## PROBLEM DETAILS
Rewrite the listing below, replacing every "change-pct-cell" with "change-percent-cell" and leaving everything else as it is.

## LISTED ENTRIES
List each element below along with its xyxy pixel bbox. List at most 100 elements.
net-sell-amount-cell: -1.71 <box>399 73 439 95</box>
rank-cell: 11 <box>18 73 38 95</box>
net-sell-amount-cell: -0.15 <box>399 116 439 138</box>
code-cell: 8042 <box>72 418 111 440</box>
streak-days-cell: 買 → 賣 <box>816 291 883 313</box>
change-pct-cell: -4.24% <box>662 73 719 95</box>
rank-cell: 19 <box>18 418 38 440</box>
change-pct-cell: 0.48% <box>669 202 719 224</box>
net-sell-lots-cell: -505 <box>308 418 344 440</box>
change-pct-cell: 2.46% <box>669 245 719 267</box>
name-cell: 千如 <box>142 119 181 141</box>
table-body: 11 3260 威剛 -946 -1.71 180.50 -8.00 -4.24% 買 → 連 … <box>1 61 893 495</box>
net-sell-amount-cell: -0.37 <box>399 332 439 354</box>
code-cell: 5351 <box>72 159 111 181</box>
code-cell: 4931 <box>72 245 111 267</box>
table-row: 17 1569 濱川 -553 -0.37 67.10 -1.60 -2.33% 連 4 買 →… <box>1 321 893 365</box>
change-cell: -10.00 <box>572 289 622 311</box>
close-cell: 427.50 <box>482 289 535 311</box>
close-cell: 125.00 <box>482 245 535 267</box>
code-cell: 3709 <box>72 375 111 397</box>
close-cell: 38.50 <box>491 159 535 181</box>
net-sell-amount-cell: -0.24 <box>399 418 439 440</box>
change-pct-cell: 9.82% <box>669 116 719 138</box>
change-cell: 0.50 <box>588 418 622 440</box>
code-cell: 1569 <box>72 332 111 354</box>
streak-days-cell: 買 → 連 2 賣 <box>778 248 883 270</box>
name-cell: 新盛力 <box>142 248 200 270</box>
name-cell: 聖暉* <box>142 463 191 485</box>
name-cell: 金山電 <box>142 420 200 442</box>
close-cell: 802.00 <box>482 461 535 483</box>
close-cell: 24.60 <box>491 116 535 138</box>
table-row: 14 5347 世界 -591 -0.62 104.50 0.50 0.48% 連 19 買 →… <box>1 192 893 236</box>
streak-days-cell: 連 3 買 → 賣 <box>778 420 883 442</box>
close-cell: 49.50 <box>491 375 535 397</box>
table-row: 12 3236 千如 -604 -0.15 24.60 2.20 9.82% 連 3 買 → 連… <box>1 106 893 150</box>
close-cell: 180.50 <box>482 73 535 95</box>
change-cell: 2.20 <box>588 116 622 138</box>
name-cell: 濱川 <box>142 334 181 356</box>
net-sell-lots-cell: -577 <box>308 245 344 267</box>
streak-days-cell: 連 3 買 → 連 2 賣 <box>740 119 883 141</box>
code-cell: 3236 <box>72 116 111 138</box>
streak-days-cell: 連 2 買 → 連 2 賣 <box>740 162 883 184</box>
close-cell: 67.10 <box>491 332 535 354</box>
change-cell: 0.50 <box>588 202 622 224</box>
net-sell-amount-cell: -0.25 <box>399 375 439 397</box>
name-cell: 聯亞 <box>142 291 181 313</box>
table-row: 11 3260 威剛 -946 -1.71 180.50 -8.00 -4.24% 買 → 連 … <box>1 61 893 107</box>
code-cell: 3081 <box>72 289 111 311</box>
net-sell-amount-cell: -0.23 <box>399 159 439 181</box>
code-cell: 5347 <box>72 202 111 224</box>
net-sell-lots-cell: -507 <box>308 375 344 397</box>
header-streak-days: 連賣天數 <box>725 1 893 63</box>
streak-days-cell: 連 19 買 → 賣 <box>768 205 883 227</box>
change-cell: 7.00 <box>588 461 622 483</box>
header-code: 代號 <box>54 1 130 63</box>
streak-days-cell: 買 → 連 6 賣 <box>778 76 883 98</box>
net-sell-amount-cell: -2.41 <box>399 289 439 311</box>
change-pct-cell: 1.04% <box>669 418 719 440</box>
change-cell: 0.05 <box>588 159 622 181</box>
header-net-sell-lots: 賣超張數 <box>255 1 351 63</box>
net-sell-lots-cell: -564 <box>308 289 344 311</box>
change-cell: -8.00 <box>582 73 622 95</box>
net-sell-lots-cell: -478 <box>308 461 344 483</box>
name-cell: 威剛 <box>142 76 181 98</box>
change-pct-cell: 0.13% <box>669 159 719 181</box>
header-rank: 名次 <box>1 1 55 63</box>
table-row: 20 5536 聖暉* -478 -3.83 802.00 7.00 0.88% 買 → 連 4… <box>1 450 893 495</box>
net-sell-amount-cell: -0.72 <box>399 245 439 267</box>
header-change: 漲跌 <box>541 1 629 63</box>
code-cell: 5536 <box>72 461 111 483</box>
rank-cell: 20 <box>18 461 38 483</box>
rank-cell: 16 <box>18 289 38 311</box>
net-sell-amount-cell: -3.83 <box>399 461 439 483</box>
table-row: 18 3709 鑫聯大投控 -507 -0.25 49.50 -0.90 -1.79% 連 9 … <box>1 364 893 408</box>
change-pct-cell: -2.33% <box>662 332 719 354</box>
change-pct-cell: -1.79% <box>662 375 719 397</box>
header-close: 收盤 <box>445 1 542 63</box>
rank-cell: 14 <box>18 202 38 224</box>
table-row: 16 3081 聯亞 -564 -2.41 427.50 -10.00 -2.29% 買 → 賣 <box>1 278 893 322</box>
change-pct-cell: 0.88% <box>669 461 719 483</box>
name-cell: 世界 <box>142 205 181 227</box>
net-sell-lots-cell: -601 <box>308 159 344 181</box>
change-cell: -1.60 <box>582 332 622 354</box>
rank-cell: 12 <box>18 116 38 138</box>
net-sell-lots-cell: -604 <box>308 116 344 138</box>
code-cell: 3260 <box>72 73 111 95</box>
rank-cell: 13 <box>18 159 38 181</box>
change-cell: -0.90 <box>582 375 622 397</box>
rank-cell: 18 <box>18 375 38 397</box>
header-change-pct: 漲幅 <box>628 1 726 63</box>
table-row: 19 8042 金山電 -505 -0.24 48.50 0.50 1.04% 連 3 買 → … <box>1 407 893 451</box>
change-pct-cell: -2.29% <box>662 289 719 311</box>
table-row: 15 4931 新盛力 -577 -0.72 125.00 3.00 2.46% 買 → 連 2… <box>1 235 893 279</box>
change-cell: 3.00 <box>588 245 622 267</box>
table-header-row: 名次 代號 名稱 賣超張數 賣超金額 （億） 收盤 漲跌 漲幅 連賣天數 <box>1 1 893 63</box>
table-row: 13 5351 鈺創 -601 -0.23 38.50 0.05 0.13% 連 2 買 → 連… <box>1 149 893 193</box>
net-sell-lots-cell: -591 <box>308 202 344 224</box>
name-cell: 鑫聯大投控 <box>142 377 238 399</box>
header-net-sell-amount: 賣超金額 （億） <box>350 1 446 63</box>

## FINISHED ANSWER
List each element below along with its xyxy pixel bbox. List at most 100 elements.
net-sell-amount-cell: -1.71 <box>399 73 439 95</box>
rank-cell: 11 <box>18 73 38 95</box>
net-sell-amount-cell: -0.15 <box>399 116 439 138</box>
code-cell: 8042 <box>72 418 111 440</box>
streak-days-cell: 買 → 賣 <box>816 291 883 313</box>
change-percent-cell: -4.24% <box>662 73 719 95</box>
rank-cell: 19 <box>18 418 38 440</box>
change-percent-cell: 0.48% <box>669 202 719 224</box>
net-sell-lots-cell: -505 <box>308 418 344 440</box>
change-percent-cell: 2.46% <box>669 245 719 267</box>
name-cell: 千如 <box>142 119 181 141</box>
table-body: 11 3260 威剛 -946 -1.71 180.50 -8.00 -4.24% 買 → 連 … <box>1 61 893 495</box>
net-sell-amount-cell: -0.37 <box>399 332 439 354</box>
code-cell: 5351 <box>72 159 111 181</box>
code-cell: 4931 <box>72 245 111 267</box>
table-row: 17 1569 濱川 -553 -0.37 67.10 -1.60 -2.33% 連 4 買 →… <box>1 321 893 365</box>
change-cell: -10.00 <box>572 289 622 311</box>
close-cell: 427.50 <box>482 289 535 311</box>
close-cell: 125.00 <box>482 245 535 267</box>
code-cell: 3709 <box>72 375 111 397</box>
close-cell: 38.50 <box>491 159 535 181</box>
net-sell-amount-cell: -0.24 <box>399 418 439 440</box>
change-percent-cell: 9.82% <box>669 116 719 138</box>
change-cell: 0.50 <box>588 418 622 440</box>
code-cell: 1569 <box>72 332 111 354</box>
streak-days-cell: 買 → 連 2 賣 <box>778 248 883 270</box>
name-cell: 新盛力 <box>142 248 200 270</box>
name-cell: 聖暉* <box>142 463 191 485</box>
name-cell: 金山電 <box>142 420 200 442</box>
close-cell: 802.00 <box>482 461 535 483</box>
close-cell: 24.60 <box>491 116 535 138</box>
table-row: 14 5347 世界 -591 -0.62 104.50 0.50 0.48% 連 19 買 →… <box>1 192 893 236</box>
streak-days-cell: 連 3 買 → 賣 <box>778 420 883 442</box>
close-cell: 49.50 <box>491 375 535 397</box>
table-row: 12 3236 千如 -604 -0.15 24.60 2.20 9.82% 連 3 買 → 連… <box>1 106 893 150</box>
close-cell: 180.50 <box>482 73 535 95</box>
change-cell: 2.20 <box>588 116 622 138</box>
name-cell: 濱川 <box>142 334 181 356</box>
net-sell-lots-cell: -577 <box>308 245 344 267</box>
streak-days-cell: 連 3 買 → 連 2 賣 <box>740 119 883 141</box>
code-cell: 3236 <box>72 116 111 138</box>
streak-days-cell: 連 2 買 → 連 2 賣 <box>740 162 883 184</box>
close-cell: 67.10 <box>491 332 535 354</box>
change-cell: 0.50 <box>588 202 622 224</box>
net-sell-amount-cell: -0.25 <box>399 375 439 397</box>
name-cell: 聯亞 <box>142 291 181 313</box>
table-row: 11 3260 威剛 -946 -1.71 180.50 -8.00 -4.24% 買 → 連 … <box>1 61 893 107</box>
code-cell: 3081 <box>72 289 111 311</box>
net-sell-amount-cell: -0.23 <box>399 159 439 181</box>
code-cell: 5347 <box>72 202 111 224</box>
net-sell-lots-cell: -507 <box>308 375 344 397</box>
header-streak-days: 連賣天數 <box>725 1 893 63</box>
streak-days-cell: 連 19 買 → 賣 <box>768 205 883 227</box>
change-cell: 7.00 <box>588 461 622 483</box>
header-code: 代號 <box>54 1 130 63</box>
streak-days-cell: 買 → 連 6 賣 <box>778 76 883 98</box>
net-sell-amount-cell: -2.41 <box>399 289 439 311</box>
change-percent-cell: 1.04% <box>669 418 719 440</box>
change-cell: 0.05 <box>588 159 622 181</box>
header-net-sell-lots: 賣超張數 <box>255 1 351 63</box>
net-sell-lots-cell: -564 <box>308 289 344 311</box>
change-cell: -8.00 <box>582 73 622 95</box>
net-sell-lots-cell: -478 <box>308 461 344 483</box>
name-cell: 威剛 <box>142 76 181 98</box>
change-percent-cell: 0.13% <box>669 159 719 181</box>
header-rank: 名次 <box>1 1 55 63</box>
table-row: 20 5536 聖暉* -478 -3.83 802.00 7.00 0.88% 買 → 連 4… <box>1 450 893 495</box>
net-sell-amount-cell: -0.72 <box>399 245 439 267</box>
header-change: 漲跌 <box>541 1 629 63</box>
code-cell: 5536 <box>72 461 111 483</box>
rank-cell: 20 <box>18 461 38 483</box>
rank-cell: 16 <box>18 289 38 311</box>
net-sell-amount-cell: -3.83 <box>399 461 439 483</box>
table-row: 18 3709 鑫聯大投控 -507 -0.25 49.50 -0.90 -1.79% 連 9 … <box>1 364 893 408</box>
change-percent-cell: -2.33% <box>662 332 719 354</box>
change-percent-cell: -1.79% <box>662 375 719 397</box>
header-close: 收盤 <box>445 1 542 63</box>
rank-cell: 14 <box>18 202 38 224</box>
table-row: 16 3081 聯亞 -564 -2.41 427.50 -10.00 -2.29% 買 → 賣 <box>1 278 893 322</box>
change-percent-cell: 0.88% <box>669 461 719 483</box>
name-cell: 世界 <box>142 205 181 227</box>
net-sell-lots-cell: -601 <box>308 159 344 181</box>
change-cell: -1.60 <box>582 332 622 354</box>
rank-cell: 12 <box>18 116 38 138</box>
net-sell-lots-cell: -604 <box>308 116 344 138</box>
code-cell: 3260 <box>72 73 111 95</box>
rank-cell: 13 <box>18 159 38 181</box>
change-cell: -0.90 <box>582 375 622 397</box>
rank-cell: 18 <box>18 375 38 397</box>
header-change-pct: 漲幅 <box>628 1 726 63</box>
table-row: 19 8042 金山電 -505 -0.24 48.50 0.50 1.04% 連 3 買 → … <box>1 407 893 451</box>
change-percent-cell: -2.29% <box>662 289 719 311</box>
table-row: 15 4931 新盛力 -577 -0.72 125.00 3.00 2.46% 買 → 連 2… <box>1 235 893 279</box>
change-cell: 3.00 <box>588 245 622 267</box>
table-header-row: 名次 代號 名稱 賣超張數 賣超金額 （億） 收盤 漲跌 漲幅 連賣天數 <box>1 1 893 63</box>
table-row: 13 5351 鈺創 -601 -0.23 38.50 0.05 0.13% 連 2 買 → 連… <box>1 149 893 193</box>
net-sell-lots-cell: -591 <box>308 202 344 224</box>
name-cell: 鑫聯大投控 <box>142 377 238 399</box>
header-net-sell-amount: 賣超金額 （億） <box>350 1 446 63</box>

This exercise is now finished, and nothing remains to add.